#### [Supplied data]
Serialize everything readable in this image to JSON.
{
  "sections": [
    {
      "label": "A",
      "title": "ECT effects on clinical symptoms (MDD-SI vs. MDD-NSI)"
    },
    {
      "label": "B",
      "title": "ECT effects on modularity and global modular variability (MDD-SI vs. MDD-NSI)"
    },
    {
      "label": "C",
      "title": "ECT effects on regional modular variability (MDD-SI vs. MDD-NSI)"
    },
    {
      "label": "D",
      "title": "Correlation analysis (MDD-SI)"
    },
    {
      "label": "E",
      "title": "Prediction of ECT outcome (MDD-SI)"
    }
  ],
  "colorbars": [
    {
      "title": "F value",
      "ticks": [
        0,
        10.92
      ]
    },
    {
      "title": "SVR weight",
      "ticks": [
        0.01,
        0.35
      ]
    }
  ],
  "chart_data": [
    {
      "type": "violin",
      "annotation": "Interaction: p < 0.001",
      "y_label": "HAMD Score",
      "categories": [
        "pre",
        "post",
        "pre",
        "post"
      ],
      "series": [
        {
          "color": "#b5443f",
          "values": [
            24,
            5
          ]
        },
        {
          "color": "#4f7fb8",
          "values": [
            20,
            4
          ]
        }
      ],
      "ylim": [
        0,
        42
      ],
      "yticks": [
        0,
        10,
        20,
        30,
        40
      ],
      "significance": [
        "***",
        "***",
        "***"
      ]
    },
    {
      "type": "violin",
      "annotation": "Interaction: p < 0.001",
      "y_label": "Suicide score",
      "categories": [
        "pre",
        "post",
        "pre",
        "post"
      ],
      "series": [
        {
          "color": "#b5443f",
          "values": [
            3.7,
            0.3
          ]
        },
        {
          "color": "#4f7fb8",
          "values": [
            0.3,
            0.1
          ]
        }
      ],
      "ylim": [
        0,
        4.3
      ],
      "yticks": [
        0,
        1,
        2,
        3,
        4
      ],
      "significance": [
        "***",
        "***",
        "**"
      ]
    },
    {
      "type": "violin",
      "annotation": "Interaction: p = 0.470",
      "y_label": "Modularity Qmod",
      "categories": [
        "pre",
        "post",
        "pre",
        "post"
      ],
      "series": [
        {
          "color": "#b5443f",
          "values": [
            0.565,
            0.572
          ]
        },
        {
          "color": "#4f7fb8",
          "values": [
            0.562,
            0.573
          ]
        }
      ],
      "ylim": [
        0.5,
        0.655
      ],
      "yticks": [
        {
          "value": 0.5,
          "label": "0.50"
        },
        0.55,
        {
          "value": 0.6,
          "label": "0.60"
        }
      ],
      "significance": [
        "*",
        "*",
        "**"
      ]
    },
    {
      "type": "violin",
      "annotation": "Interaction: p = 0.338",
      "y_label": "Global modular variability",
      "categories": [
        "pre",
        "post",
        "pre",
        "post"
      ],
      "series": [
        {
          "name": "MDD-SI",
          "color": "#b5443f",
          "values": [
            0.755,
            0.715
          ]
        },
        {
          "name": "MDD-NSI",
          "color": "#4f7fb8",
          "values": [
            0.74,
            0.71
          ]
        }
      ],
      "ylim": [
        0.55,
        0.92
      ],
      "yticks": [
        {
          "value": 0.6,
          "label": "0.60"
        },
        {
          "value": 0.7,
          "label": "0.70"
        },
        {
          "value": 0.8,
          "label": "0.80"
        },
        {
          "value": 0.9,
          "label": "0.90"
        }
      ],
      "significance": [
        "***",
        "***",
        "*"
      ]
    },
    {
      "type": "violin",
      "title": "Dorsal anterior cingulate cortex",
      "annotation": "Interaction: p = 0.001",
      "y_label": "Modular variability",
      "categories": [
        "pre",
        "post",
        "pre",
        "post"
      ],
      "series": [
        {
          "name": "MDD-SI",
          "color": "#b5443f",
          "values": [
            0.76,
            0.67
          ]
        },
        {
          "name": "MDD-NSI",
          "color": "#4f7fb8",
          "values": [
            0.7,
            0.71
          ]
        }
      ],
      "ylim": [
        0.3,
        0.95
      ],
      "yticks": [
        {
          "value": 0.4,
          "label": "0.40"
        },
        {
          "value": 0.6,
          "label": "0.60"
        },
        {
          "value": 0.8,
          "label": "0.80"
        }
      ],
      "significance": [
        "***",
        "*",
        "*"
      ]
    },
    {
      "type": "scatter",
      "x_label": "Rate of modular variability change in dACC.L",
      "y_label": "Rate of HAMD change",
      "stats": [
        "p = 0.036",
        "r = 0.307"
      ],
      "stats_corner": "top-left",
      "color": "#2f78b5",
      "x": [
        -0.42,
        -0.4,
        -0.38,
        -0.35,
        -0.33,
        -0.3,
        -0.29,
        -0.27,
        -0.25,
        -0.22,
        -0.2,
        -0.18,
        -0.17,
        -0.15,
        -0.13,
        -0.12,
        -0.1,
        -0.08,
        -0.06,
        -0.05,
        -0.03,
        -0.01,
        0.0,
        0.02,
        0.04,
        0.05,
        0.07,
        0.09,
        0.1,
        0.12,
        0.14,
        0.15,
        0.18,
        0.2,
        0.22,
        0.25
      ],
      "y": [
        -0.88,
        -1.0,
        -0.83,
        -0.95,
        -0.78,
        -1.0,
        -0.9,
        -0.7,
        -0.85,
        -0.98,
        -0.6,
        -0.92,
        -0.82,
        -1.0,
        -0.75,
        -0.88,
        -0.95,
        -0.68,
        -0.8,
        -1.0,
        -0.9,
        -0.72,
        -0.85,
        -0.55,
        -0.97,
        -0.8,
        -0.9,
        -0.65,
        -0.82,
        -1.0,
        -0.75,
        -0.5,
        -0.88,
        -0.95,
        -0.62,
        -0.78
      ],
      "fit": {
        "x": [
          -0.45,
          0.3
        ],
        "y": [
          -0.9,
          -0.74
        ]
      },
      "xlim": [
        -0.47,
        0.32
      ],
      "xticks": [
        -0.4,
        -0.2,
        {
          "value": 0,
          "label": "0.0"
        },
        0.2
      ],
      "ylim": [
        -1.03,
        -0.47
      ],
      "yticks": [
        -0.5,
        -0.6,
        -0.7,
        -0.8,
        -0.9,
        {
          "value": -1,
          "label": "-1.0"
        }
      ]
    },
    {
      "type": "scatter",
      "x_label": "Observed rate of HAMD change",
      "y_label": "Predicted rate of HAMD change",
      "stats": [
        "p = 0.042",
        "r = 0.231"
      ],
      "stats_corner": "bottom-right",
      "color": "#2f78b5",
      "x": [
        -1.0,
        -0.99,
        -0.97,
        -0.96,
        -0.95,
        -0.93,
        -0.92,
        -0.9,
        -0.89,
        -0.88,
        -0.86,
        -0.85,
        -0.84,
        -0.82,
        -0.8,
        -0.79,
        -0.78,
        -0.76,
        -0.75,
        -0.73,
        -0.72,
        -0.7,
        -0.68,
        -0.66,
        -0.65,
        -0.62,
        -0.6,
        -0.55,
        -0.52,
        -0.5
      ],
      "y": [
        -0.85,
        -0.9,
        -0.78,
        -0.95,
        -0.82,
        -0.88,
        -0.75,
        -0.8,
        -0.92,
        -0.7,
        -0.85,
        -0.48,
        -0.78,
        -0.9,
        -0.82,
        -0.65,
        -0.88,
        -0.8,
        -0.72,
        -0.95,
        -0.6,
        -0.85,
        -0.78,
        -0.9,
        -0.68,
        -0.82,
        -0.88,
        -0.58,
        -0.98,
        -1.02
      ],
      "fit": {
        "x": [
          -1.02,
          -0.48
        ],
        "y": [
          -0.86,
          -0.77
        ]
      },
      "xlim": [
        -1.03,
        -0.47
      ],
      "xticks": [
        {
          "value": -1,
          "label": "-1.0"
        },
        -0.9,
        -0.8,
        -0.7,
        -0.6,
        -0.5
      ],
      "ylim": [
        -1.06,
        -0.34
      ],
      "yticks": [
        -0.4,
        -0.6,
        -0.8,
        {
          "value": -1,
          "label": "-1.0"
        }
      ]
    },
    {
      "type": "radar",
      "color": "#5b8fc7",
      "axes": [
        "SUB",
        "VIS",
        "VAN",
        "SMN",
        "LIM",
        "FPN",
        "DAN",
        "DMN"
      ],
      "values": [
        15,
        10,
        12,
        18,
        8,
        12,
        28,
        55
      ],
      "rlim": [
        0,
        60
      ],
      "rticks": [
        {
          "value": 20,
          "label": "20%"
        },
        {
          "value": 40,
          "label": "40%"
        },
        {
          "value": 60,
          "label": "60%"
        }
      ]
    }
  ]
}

#### [Given problem]
The lines to collect are those holding the string "HAMD"; copy them all.

#### [Solution for this exercise]
      "y_label": "HAMD Score",
      "y_label": "Rate of HAMD change",
      "x_label": "Observed rate of HAMD change",
      "y_label": "Predicted rate of HAMD change",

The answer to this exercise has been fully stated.